# Exercise task
Search the data for the word "theory" and copy every line that contains it.

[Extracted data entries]
#####

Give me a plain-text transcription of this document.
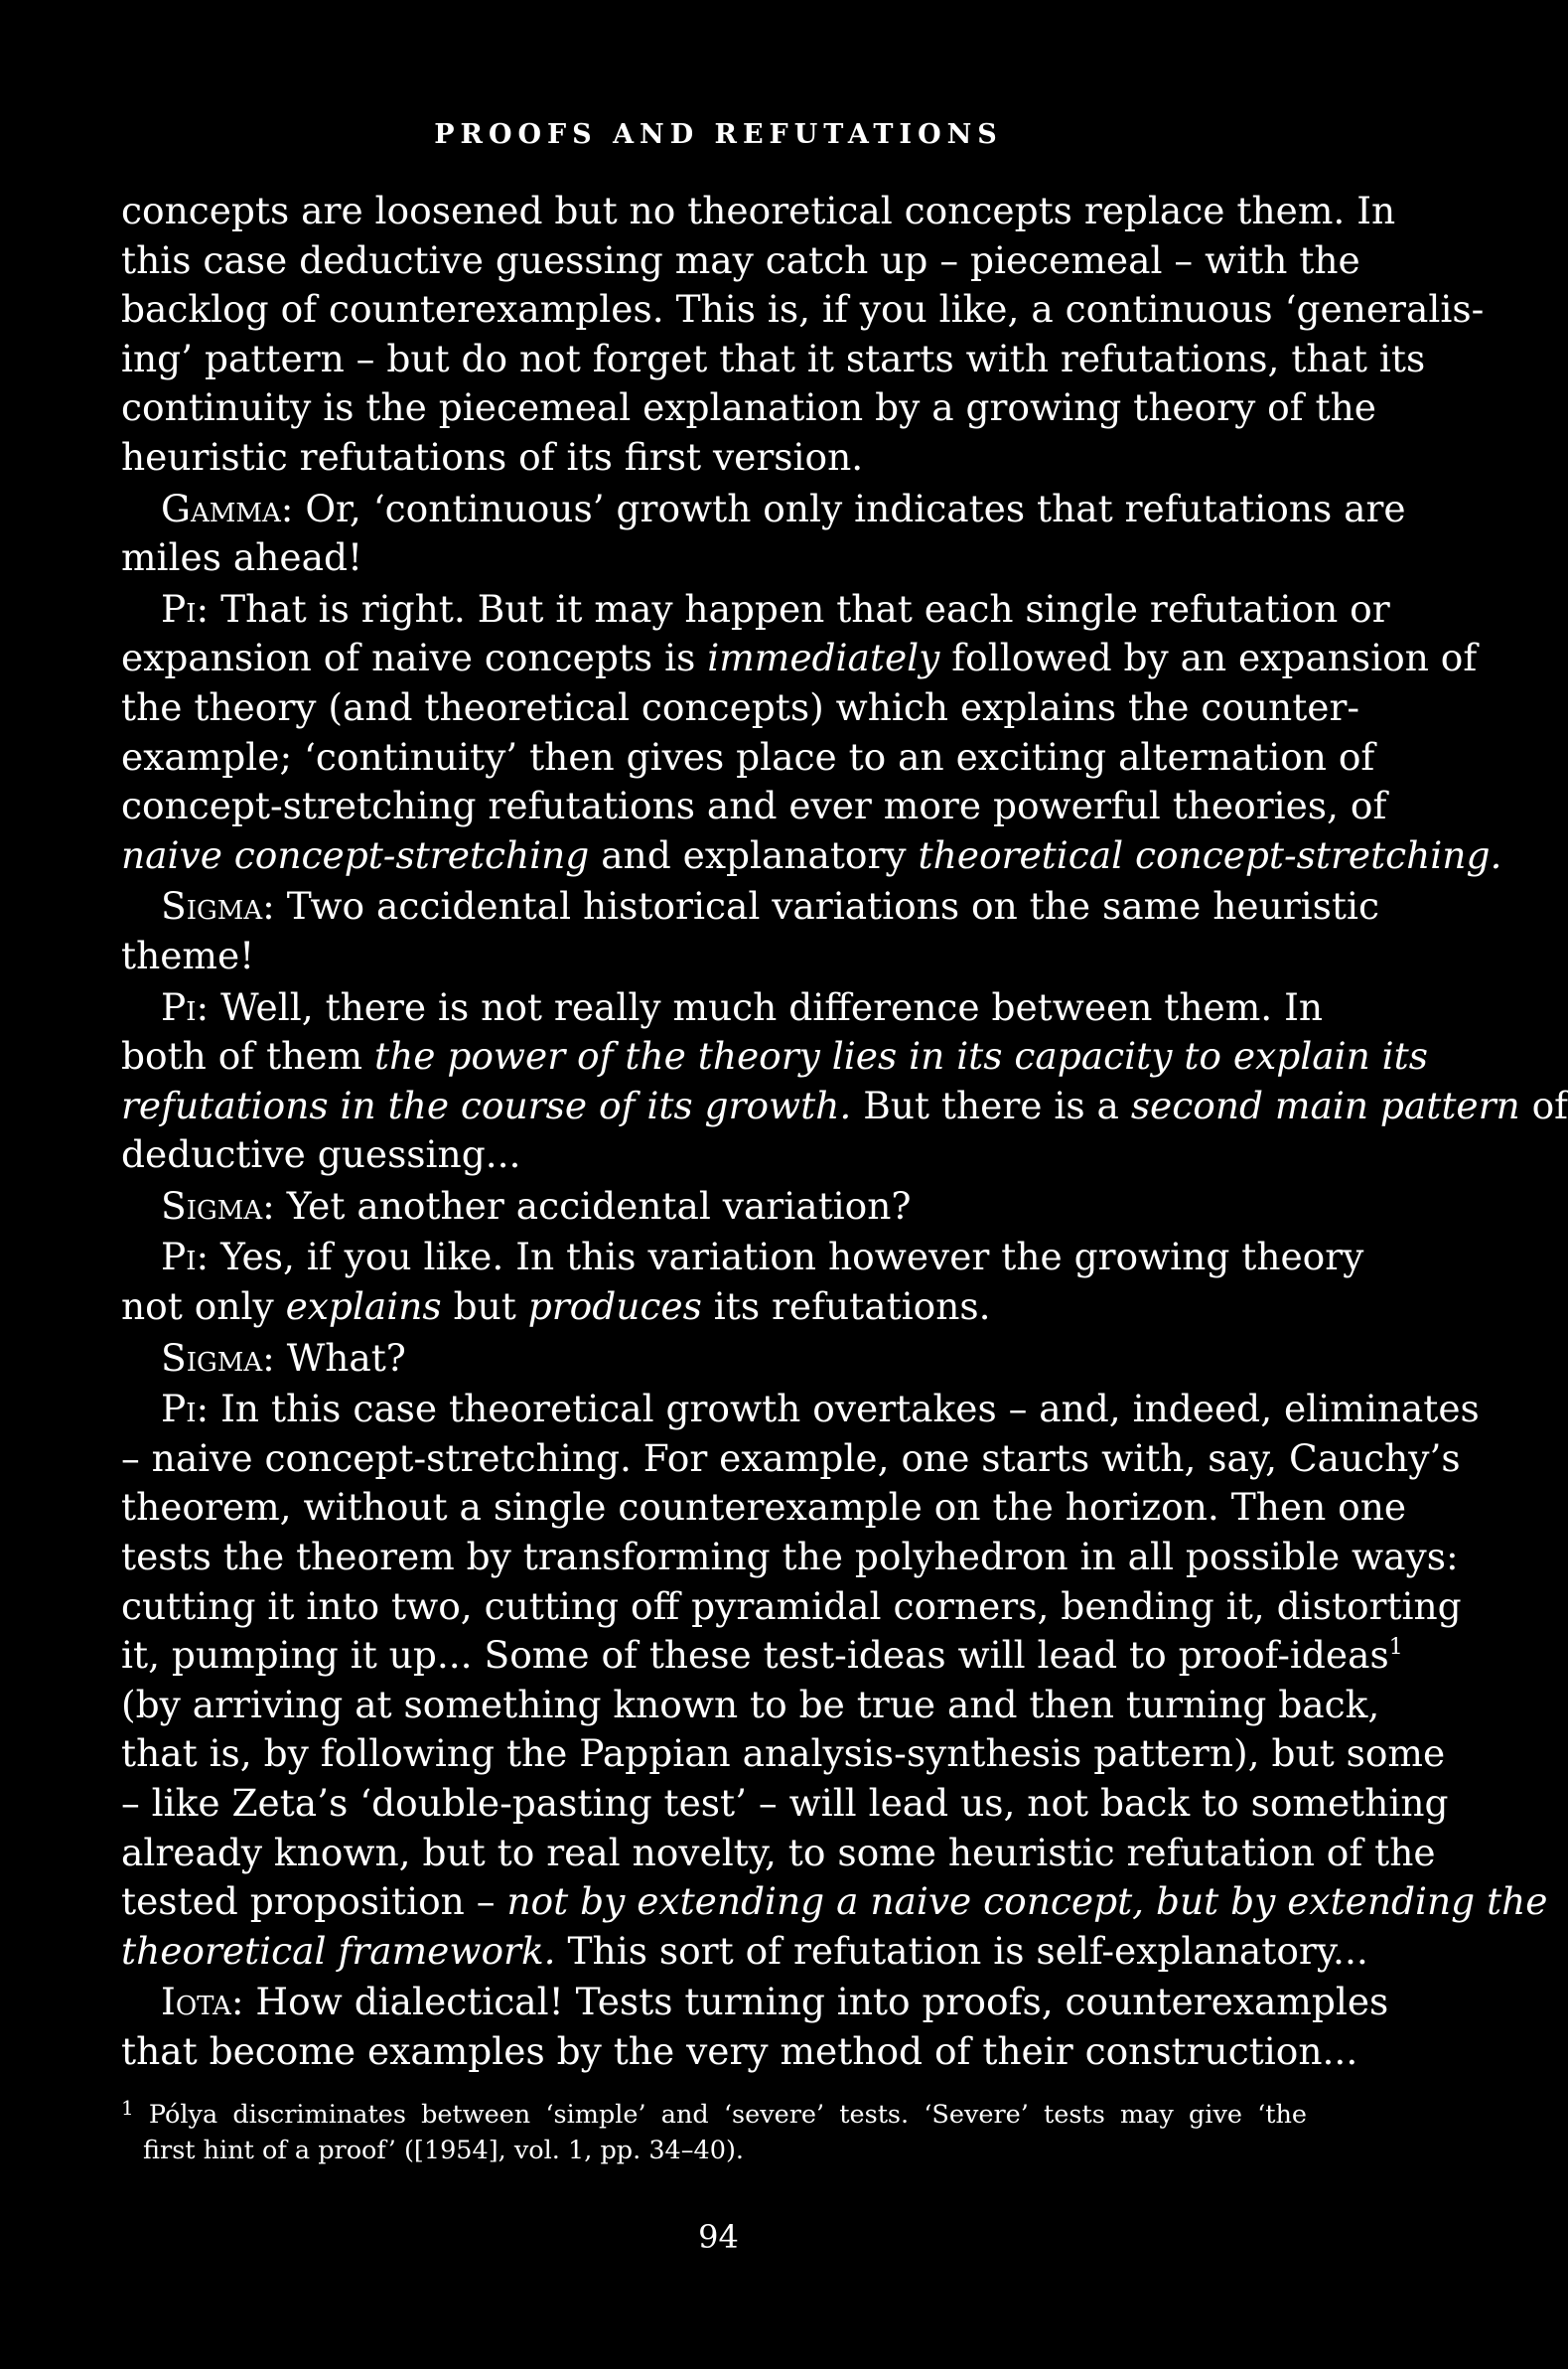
PROOFS AND REFUTATIONS
concepts are loosened but no theoretical concepts replace them. In
this case deductive guessing may catch up – piecemeal – with the
backlog of counterexamples. This is, if you like, a continuous ‘generalis-
ing’ pattern – but do not forget that it starts with refutations, that its
continuity is the piecemeal explanation by a growing theory of the
heuristic refutations of its first version.
Gamma: Or, ‘continuous’ growth only indicates that refutations are
miles ahead!
Pi: That is right. But it may happen that each single refutation or
expansion of naive concepts is immediately followed by an expansion of
the theory (and theoretical concepts) which explains the counter-
example; ‘continuity’ then gives place to an exciting alternation of
concept-stretching refutations and ever more powerful theories, of
naive concept-stretching and explanatory theoretical concept-stretching.
Sigma: Two accidental historical variations on the same heuristic
theme!
Pi: Well, there is not really much difference between them. In
both of them the power of the theory lies in its capacity to explain its
refutations in the course of its growth. But there is a second main pattern of
deductive guessing...
Sigma: Yet another accidental variation?
Pi: Yes, if you like. In this variation however the growing theory
not only explains but produces its refutations.
Sigma: What?
Pi: In this case theoretical growth overtakes – and, indeed, eliminates
– naive concept-stretching. For example, one starts with, say, Cauchy’s
theorem, without a single counterexample on the horizon. Then one
tests the theorem by transforming the polyhedron in all possible ways:
cutting it into two, cutting off pyramidal corners, bending it, distorting
it, pumping it up... Some of these test-ideas will lead to proof-ideas$^1$
(by arriving at something known to be true and then turning back,
that is, by following the Pappian analysis-synthesis pattern), but some
– like Zeta’s ‘double-pasting test’ – will lead us, not back to something
already known, but to real novelty, to some heuristic refutation of the
tested proposition – not by extending a naive concept, but by extending the
theoretical framework. This sort of refutation is self-explanatory...
Iota: How dialectical! Tests turning into proofs, counterexamples
that become examples by the very method of their construction...
$^1$ Pólya discriminates between ‘simple’ and ‘severe’ tests. ‘Severe’ tests may give ‘the
first hint of a proof’ ([1954], vol. 1, pp. 34–40).
94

#####

# Solution
continuity is the piecemeal explanation by a growing theory of the
the theory (and theoretical concepts) which explains the counter-
both of them the power of the theory lies in its capacity to explain its
Pi: Yes, if you like. In this variation however the growing theory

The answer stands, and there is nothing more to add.